• **What needs to be done**
Go through the listing and return every line with "label" in it.

• **Stored rows**
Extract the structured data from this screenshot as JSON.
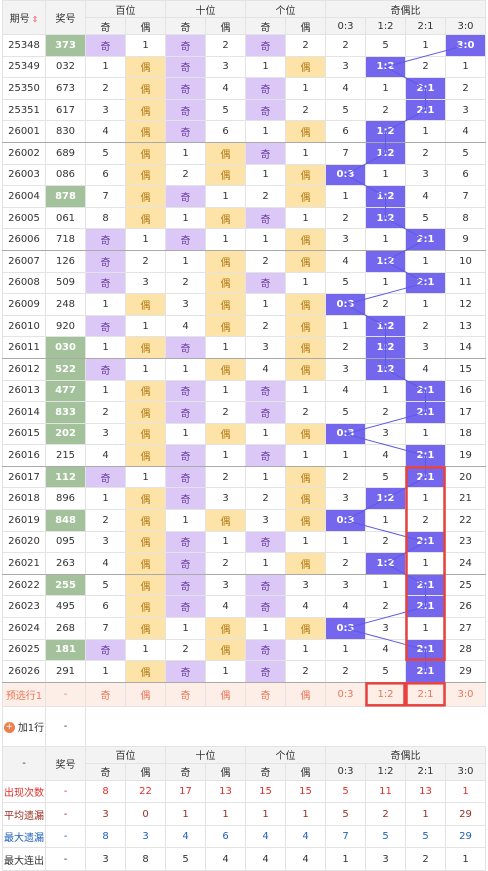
{
  "header": {
    "issue": "期号",
    "number": "奖号",
    "groups": [
      "百位",
      "十位",
      "个位",
      "奇偶比"
    ],
    "sub": [
      "奇",
      "偶",
      "奇",
      "偶",
      "奇",
      "偶",
      "0:3",
      "1:2",
      "2:1",
      "3:0"
    ]
  },
  "rows": [
    {
      "issue": "25348",
      "number": "373",
      "marked": true,
      "cells": [
        "奇",
        1,
        "奇",
        2,
        "奇",
        2,
        2,
        5,
        1,
        "3:0"
      ]
    },
    {
      "issue": "25349",
      "number": "032",
      "marked": false,
      "cells": [
        1,
        "偶",
        "奇",
        3,
        1,
        "偶",
        3,
        "1:2",
        2,
        1
      ]
    },
    {
      "issue": "25350",
      "number": "673",
      "marked": false,
      "cells": [
        2,
        "偶",
        "奇",
        4,
        "奇",
        1,
        4,
        1,
        "2:1",
        2
      ]
    },
    {
      "issue": "25351",
      "number": "617",
      "marked": false,
      "cells": [
        3,
        "偶",
        "奇",
        5,
        "奇",
        2,
        5,
        2,
        "2:1",
        3
      ]
    },
    {
      "issue": "26001",
      "number": "830",
      "marked": false,
      "cells": [
        4,
        "偶",
        "奇",
        6,
        1,
        "偶",
        6,
        "1:2",
        1,
        4
      ]
    },
    {
      "issue": "26002",
      "number": "689",
      "marked": false,
      "cells": [
        5,
        "偶",
        1,
        "偶",
        "奇",
        1,
        7,
        "1:2",
        2,
        5
      ]
    },
    {
      "issue": "26003",
      "number": "086",
      "marked": false,
      "cells": [
        6,
        "偶",
        2,
        "偶",
        1,
        "偶",
        "0:3",
        1,
        3,
        6
      ]
    },
    {
      "issue": "26004",
      "number": "878",
      "marked": true,
      "cells": [
        7,
        "偶",
        "奇",
        1,
        2,
        "偶",
        1,
        "1:2",
        4,
        7
      ]
    },
    {
      "issue": "26005",
      "number": "061",
      "marked": false,
      "cells": [
        8,
        "偶",
        1,
        "偶",
        "奇",
        1,
        2,
        "1:2",
        5,
        8
      ]
    },
    {
      "issue": "26006",
      "number": "718",
      "marked": false,
      "cells": [
        "奇",
        1,
        "奇",
        1,
        1,
        "偶",
        3,
        1,
        "2:1",
        9
      ]
    },
    {
      "issue": "26007",
      "number": "126",
      "marked": false,
      "cells": [
        "奇",
        2,
        1,
        "偶",
        2,
        "偶",
        4,
        "1:2",
        1,
        10
      ]
    },
    {
      "issue": "26008",
      "number": "509",
      "marked": false,
      "cells": [
        "奇",
        3,
        2,
        "偶",
        "奇",
        1,
        5,
        1,
        "2:1",
        11
      ]
    },
    {
      "issue": "26009",
      "number": "248",
      "marked": false,
      "cells": [
        1,
        "偶",
        3,
        "偶",
        1,
        "偶",
        "0:3",
        2,
        1,
        12
      ]
    },
    {
      "issue": "26010",
      "number": "920",
      "marked": false,
      "cells": [
        "奇",
        1,
        4,
        "偶",
        2,
        "偶",
        1,
        "1:2",
        2,
        13
      ]
    },
    {
      "issue": "26011",
      "number": "030",
      "marked": true,
      "cells": [
        1,
        "偶",
        "奇",
        1,
        3,
        "偶",
        2,
        "1:2",
        3,
        14
      ]
    },
    {
      "issue": "26012",
      "number": "522",
      "marked": true,
      "cells": [
        "奇",
        1,
        1,
        "偶",
        4,
        "偶",
        3,
        "1:2",
        4,
        15
      ]
    },
    {
      "issue": "26013",
      "number": "477",
      "marked": true,
      "cells": [
        1,
        "偶",
        "奇",
        1,
        "奇",
        1,
        4,
        1,
        "2:1",
        16
      ]
    },
    {
      "issue": "26014",
      "number": "833",
      "marked": true,
      "cells": [
        2,
        "偶",
        "奇",
        2,
        "奇",
        2,
        5,
        2,
        "2:1",
        17
      ]
    },
    {
      "issue": "26015",
      "number": "202",
      "marked": true,
      "cells": [
        3,
        "偶",
        1,
        "偶",
        1,
        "偶",
        "0:3",
        3,
        1,
        18
      ]
    },
    {
      "issue": "26016",
      "number": "215",
      "marked": false,
      "cells": [
        4,
        "偶",
        "奇",
        1,
        "奇",
        1,
        1,
        4,
        "2:1",
        19
      ]
    },
    {
      "issue": "26017",
      "number": "112",
      "marked": true,
      "cells": [
        "奇",
        1,
        "奇",
        2,
        1,
        "偶",
        2,
        5,
        "2:1",
        20
      ]
    },
    {
      "issue": "26018",
      "number": "896",
      "marked": false,
      "cells": [
        1,
        "偶",
        "奇",
        3,
        2,
        "偶",
        3,
        "1:2",
        1,
        21
      ]
    },
    {
      "issue": "26019",
      "number": "848",
      "marked": true,
      "cells": [
        2,
        "偶",
        1,
        "偶",
        3,
        "偶",
        "0:3",
        1,
        2,
        22
      ]
    },
    {
      "issue": "26020",
      "number": "095",
      "marked": false,
      "cells": [
        3,
        "偶",
        "奇",
        1,
        "奇",
        1,
        1,
        2,
        "2:1",
        23
      ]
    },
    {
      "issue": "26021",
      "number": "263",
      "marked": false,
      "cells": [
        4,
        "偶",
        "奇",
        2,
        1,
        "偶",
        2,
        "1:2",
        1,
        24
      ]
    },
    {
      "issue": "26022",
      "number": "255",
      "marked": true,
      "cells": [
        5,
        "偶",
        "奇",
        3,
        "奇",
        3,
        3,
        1,
        "2:1",
        25
      ]
    },
    {
      "issue": "26023",
      "number": "495",
      "marked": false,
      "cells": [
        6,
        "偶",
        "奇",
        4,
        "奇",
        4,
        4,
        2,
        "2:1",
        26
      ]
    },
    {
      "issue": "26024",
      "number": "268",
      "marked": false,
      "cells": [
        7,
        "偶",
        1,
        "偶",
        1,
        "偶",
        "0:3",
        3,
        1,
        27
      ]
    },
    {
      "issue": "26025",
      "number": "181",
      "marked": true,
      "cells": [
        "奇",
        1,
        2,
        "偶",
        "奇",
        1,
        1,
        4,
        "2:1",
        28
      ]
    },
    {
      "issue": "26026",
      "number": "291",
      "marked": false,
      "cells": [
        1,
        "偶",
        "奇",
        1,
        "奇",
        2,
        2,
        5,
        "2:1",
        29
      ]
    }
  ],
  "preselect": {
    "label": "预选行1",
    "number": "-",
    "cells": [
      "奇",
      "偶",
      "奇",
      "偶",
      "奇",
      "偶",
      "0:3",
      "1:2",
      "2:1",
      "3:0"
    ]
  },
  "add_row": {
    "label": "加1行",
    "value": "-"
  },
  "stats": {
    "header": {
      "first": "-",
      "number": "奖号",
      "groups": [
        "百位",
        "十位",
        "个位",
        "奇偶比"
      ],
      "sub": [
        "奇",
        "偶",
        "奇",
        "偶",
        "奇",
        "偶",
        "0:3",
        "1:2",
        "2:1",
        "3:0"
      ]
    },
    "rows": [
      {
        "label": "出现次数",
        "number": "-",
        "color": "#e0302b",
        "values": [
          8,
          22,
          17,
          13,
          15,
          15,
          5,
          11,
          13,
          1
        ]
      },
      {
        "label": "平均遗漏",
        "number": "-",
        "color": "#9b2d1f",
        "values": [
          3,
          0,
          1,
          1,
          1,
          1,
          5,
          2,
          1,
          29
        ]
      },
      {
        "label": "最大遗漏",
        "number": "-",
        "color": "#1f5fbf",
        "values": [
          8,
          3,
          4,
          6,
          4,
          4,
          7,
          5,
          5,
          29
        ]
      },
      {
        "label": "最大连出",
        "number": "-",
        "color": "#333333",
        "values": [
          3,
          8,
          5,
          4,
          4,
          4,
          1,
          3,
          2,
          1
        ]
      }
    ]
  }
}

• **Final answer**
    "label": "预选行1",
    "label": "加1行",
        "label": "出现次数",
        "label": "平均遗漏",
        "label": "最大遗漏",
        "label": "最大连出",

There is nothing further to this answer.